[Problem requirements]: Set down the records once more, please, exactly and with the pictures left out.

▬▬▬▬▬▬

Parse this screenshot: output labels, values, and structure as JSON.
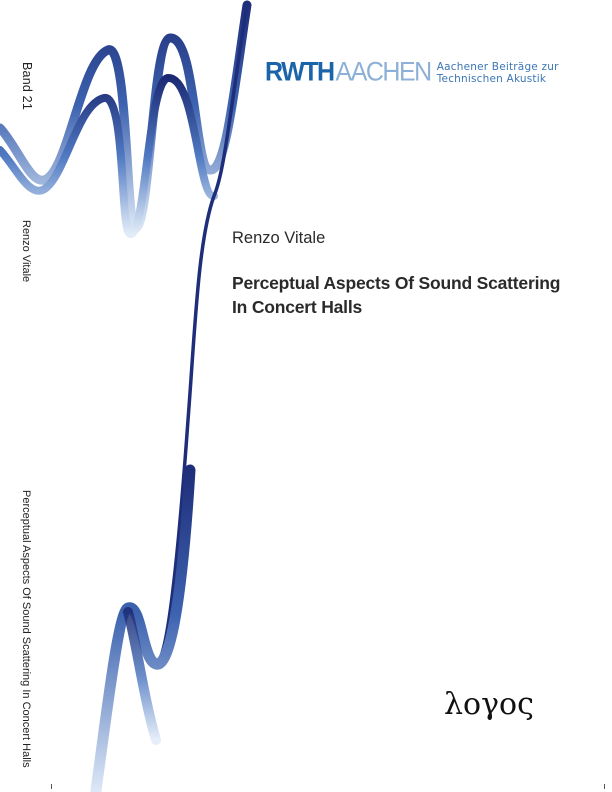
{
  "spine": {
    "volume": "Band 21",
    "author": "Renzo Vitale",
    "title": "Perceptual Aspects Of Sound Scattering In Concert Halls"
  },
  "series": {
    "logo_rwth": "RWTH",
    "logo_aachen": "AACHEN",
    "line1": "Aachener Beiträge zur",
    "line2": "Technischen Akustik"
  },
  "cover": {
    "author": "Renzo Vitale",
    "title_line1": "Perceptual Aspects Of Sound Scattering",
    "title_line2": "In Concert Halls"
  },
  "publisher": "λογος",
  "colors": {
    "wave_dark": "#1f2e7a",
    "wave_light": "#dbe7f6",
    "rwth_blue": "#1b64a9",
    "aachen_blue": "#8db0d6"
  }
}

▬▬▬▬▬▬

[Output for this exercise]:
Parse this screenshot: output labels, values, and structure as JSON.
{
  "spine": {
    "volume": "Band 21",
    "author": "Renzo Vitale",
    "title": "Perceptual Aspects Of Sound Scattering In Concert Halls"
  },
  "series": {
    "logo_rwth": "RWTH",
    "logo_aachen": "AACHEN",
    "line1": "Aachener Beiträge zur",
    "line2": "Technischen Akustik"
  },
  "cover": {
    "author": "Renzo Vitale",
    "title_line1": "Perceptual Aspects Of Sound Scattering",
    "title_line2": "In Concert Halls"
  },
  "publisher": "λογος",
  "colors": {
    "wave_dark": "#1f2e7a",
    "wave_light": "#dbe7f6",
    "rwth_blue": "#1b64a9",
    "aachen_blue": "#8db0d6"
  }
}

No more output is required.